**Work to be completed**
Count the lines in the records that contain the string "Desorption", treating uppercase and lowercase as different. Give only the number.

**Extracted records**
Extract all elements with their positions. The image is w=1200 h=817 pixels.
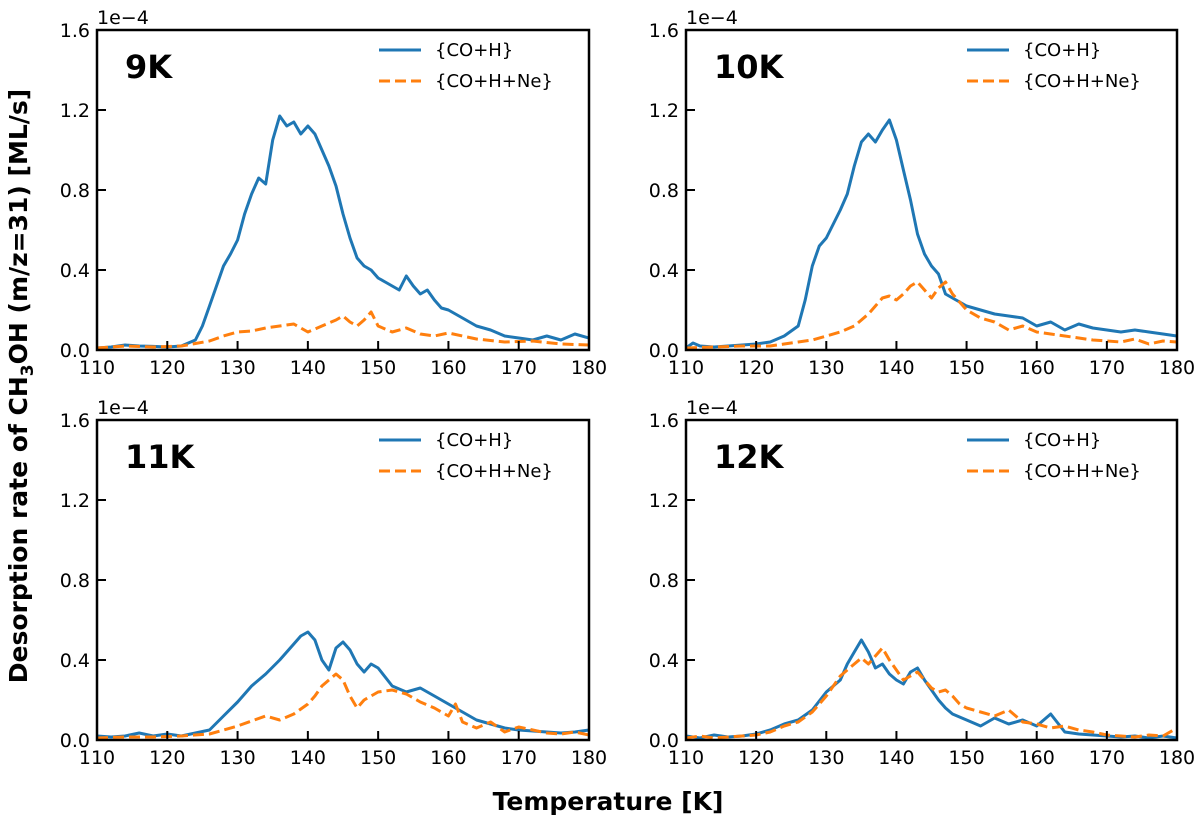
y-tick-label: 1.2 [649, 100, 679, 122]
series-line-co-h [686, 118, 1177, 350]
y-tick-label: 0.4 [60, 260, 90, 282]
panels: 110 120 130 140 150 160 170 180 0.0 0.4 0.8 1.2 1.6 1… [60, 7, 1195, 769]
chart-panel-9K: 110 120 130 140 150 160 170 180 0.0 0.4 0.8 1.2 1.6 1… [60, 7, 607, 379]
x-tick-label: 120 [738, 747, 774, 769]
y-offset-label: 1e−4 [686, 7, 738, 29]
x-tick-label: 150 [948, 747, 984, 769]
x-tick-label: 140 [290, 357, 326, 379]
y-tick-label: 1.6 [60, 410, 90, 432]
x-tick-label: 160 [430, 747, 466, 769]
y-tick-label: 1.6 [649, 410, 679, 432]
panel-label: 11K [125, 438, 196, 476]
y-tick-label: 0.4 [649, 650, 679, 672]
x-tick-label: 180 [571, 357, 607, 379]
x-tick-label: 160 [1019, 357, 1055, 379]
chart-panel-12K: 110 120 130 140 150 160 170 180 0.0 0.4 0.8 1.2 1.6 1… [649, 397, 1195, 769]
x-tick-label: 120 [738, 357, 774, 379]
y-tick-label: 1.6 [649, 20, 679, 42]
x-tick-label: 110 [79, 747, 115, 769]
y-tick-label: 0.4 [649, 260, 679, 282]
y-tick-label: 0.8 [649, 570, 679, 592]
legend-label: {CO+H+Ne} [1023, 71, 1141, 92]
y-tick-label: 0.0 [60, 340, 90, 362]
x-tick-label: 150 [948, 357, 984, 379]
y-tick-label: 0.4 [60, 650, 90, 672]
legend-label: {CO+H+Ne} [435, 461, 553, 482]
x-tick-label: 170 [1089, 747, 1125, 769]
legend-label: {CO+H+Ne} [435, 71, 553, 92]
x-tick-label: 130 [219, 357, 255, 379]
x-tick-label: 110 [668, 747, 704, 769]
legend-label: {CO+H} [435, 430, 513, 451]
legend-label: {CO+H} [1023, 40, 1101, 61]
chart-panel-10K: 110 120 130 140 150 160 170 180 0.0 0.4 0.8 1.2 1.6 1… [649, 7, 1195, 379]
series-line-co-h-ne [97, 310, 589, 350]
y-tick-label: 0.0 [649, 340, 679, 362]
x-tick-label: 140 [878, 357, 914, 379]
panel-label: 10K [714, 48, 785, 86]
y-axis-title-rest: OH (m/z=31) [ML/s] [4, 89, 33, 365]
x-axis-title: Temperature [K] [493, 787, 724, 816]
x-tick-label: 150 [360, 357, 396, 379]
y-axis-title: Desorption rate of CH3OH (m/z=31) [ML/s] [4, 89, 38, 683]
legend-label: {CO+H} [435, 40, 513, 61]
panel-label: 12K [714, 438, 785, 476]
legend-label: {CO+H+Ne} [1023, 461, 1141, 482]
y-offset-label: 1e−4 [686, 397, 738, 419]
series-line-co-h-ne [686, 280, 1177, 350]
x-tick-label: 130 [808, 747, 844, 769]
x-tick-label: 180 [1159, 747, 1195, 769]
x-tick-label: 160 [1019, 747, 1055, 769]
y-axis-title-main: Desorption rate of CH [4, 376, 33, 683]
y-offset-label: 1e−4 [97, 397, 149, 419]
x-tick-label: 110 [668, 357, 704, 379]
legend-label: {CO+H} [1023, 430, 1101, 451]
y-tick-label: 1.6 [60, 20, 90, 42]
x-tick-label: 180 [1159, 357, 1195, 379]
series-line-co-h-ne [97, 672, 589, 740]
x-tick-label: 140 [290, 747, 326, 769]
y-tick-label: 0.8 [649, 180, 679, 202]
series-line-co-h [686, 638, 1177, 740]
x-tick-label: 160 [430, 357, 466, 379]
x-tick-label: 130 [219, 747, 255, 769]
x-tick-label: 170 [501, 747, 537, 769]
y-tick-label: 0.8 [60, 570, 90, 592]
x-tick-label: 120 [149, 357, 185, 379]
x-tick-label: 170 [1089, 357, 1125, 379]
x-tick-label: 140 [878, 747, 914, 769]
y-tick-label: 0.0 [649, 730, 679, 752]
x-tick-label: 130 [808, 357, 844, 379]
y-axis-title-subscript: 3 [18, 364, 38, 376]
panel-label: 9K [125, 48, 173, 86]
y-tick-label: 0.0 [60, 730, 90, 752]
y-tick-label: 1.2 [60, 490, 90, 512]
y-tick-label: 1.2 [649, 490, 679, 512]
x-tick-label: 110 [79, 357, 115, 379]
y-tick-label: 0.8 [60, 180, 90, 202]
chart-panel-11K: 110 120 130 140 150 160 170 180 0.0 0.4 0.8 1.2 1.6 1… [60, 397, 607, 769]
x-tick-label: 180 [571, 747, 607, 769]
series-line-co-h [97, 114, 589, 350]
x-tick-label: 120 [149, 747, 185, 769]
y-offset-label: 1e−4 [97, 7, 149, 29]
series-line-co-h-ne [686, 646, 1177, 740]
series-line-co-h [97, 630, 589, 739]
y-tick-label: 1.2 [60, 100, 90, 122]
x-tick-label: 170 [501, 357, 537, 379]
x-tick-label: 150 [360, 747, 396, 769]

**Exercise result**
2